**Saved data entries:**
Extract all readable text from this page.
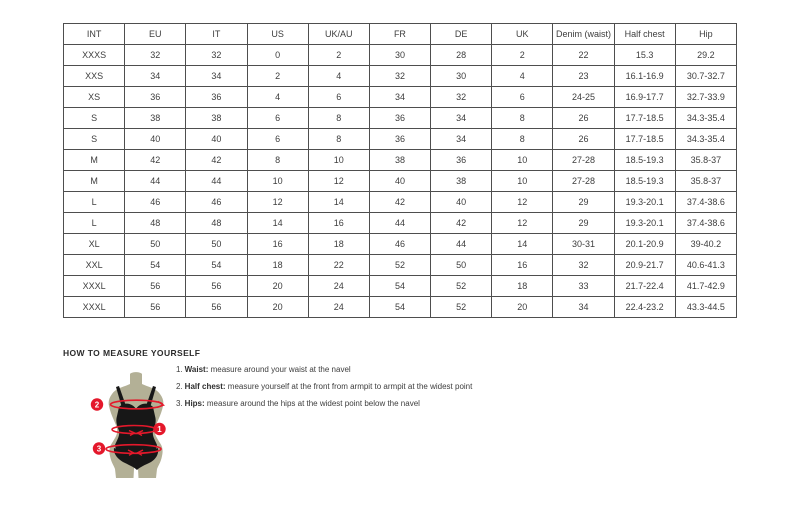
INT	EU	IT	US	UK/AU	FR	DE	UK	Denim (waist)	Half chest	Hip
XXXS	32	32	0	2	30	28	2	22	15.3	29.2
XXS	34	34	2	4	32	30	4	23	16.1-16.9	30.7-32.7
XS	36	36	4	6	34	32	6	24-25	16.9-17.7	32.7-33.9
S	38	38	6	8	36	34	8	26	17.7-18.5	34.3-35.4
S	40	40	6	8	36	34	8	26	17.7-18.5	34.3-35.4
M	42	42	8	10	38	36	10	27-28	18.5-19.3	35.8-37
M	44	44	10	12	40	38	10	27-28	18.5-19.3	35.8-37
L	46	46	12	14	42	40	12	29	19.3-20.1	37.4-38.6
L	48	48	14	16	44	42	12	29	19.3-20.1	37.4-38.6
XL	50	50	16	18	46	44	14	30-31	20.1-20.9	39-40.2
XXL	54	54	18	22	52	50	16	32	20.9-21.7	40.6-41.3
XXXL	56	56	20	24	54	52	18	33	21.7-22.4	41.7-42.9
XXXL	56	56	20	24	54	52	20	34	22.4-23.2	43.3-44.5
HOW TO MEASURE YOURSELF
2
1
3
1. Waist: measure around your waist at the navel
2. Half chest: measure yourself at the front from armpit to armpit at the widest point
3. Hips: measure around the hips at the widest point below the navel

**WHAT IS BEING ASKED:** Gather every line containing the word "Half" and copy it.

**TASK SOLUTION:**
INT	EU	IT	US	UK/AU	FR	DE	UK	Denim (waist)	Half chest	Hip
2. Half chest: measure yourself at the front from armpit to armpit at the widest point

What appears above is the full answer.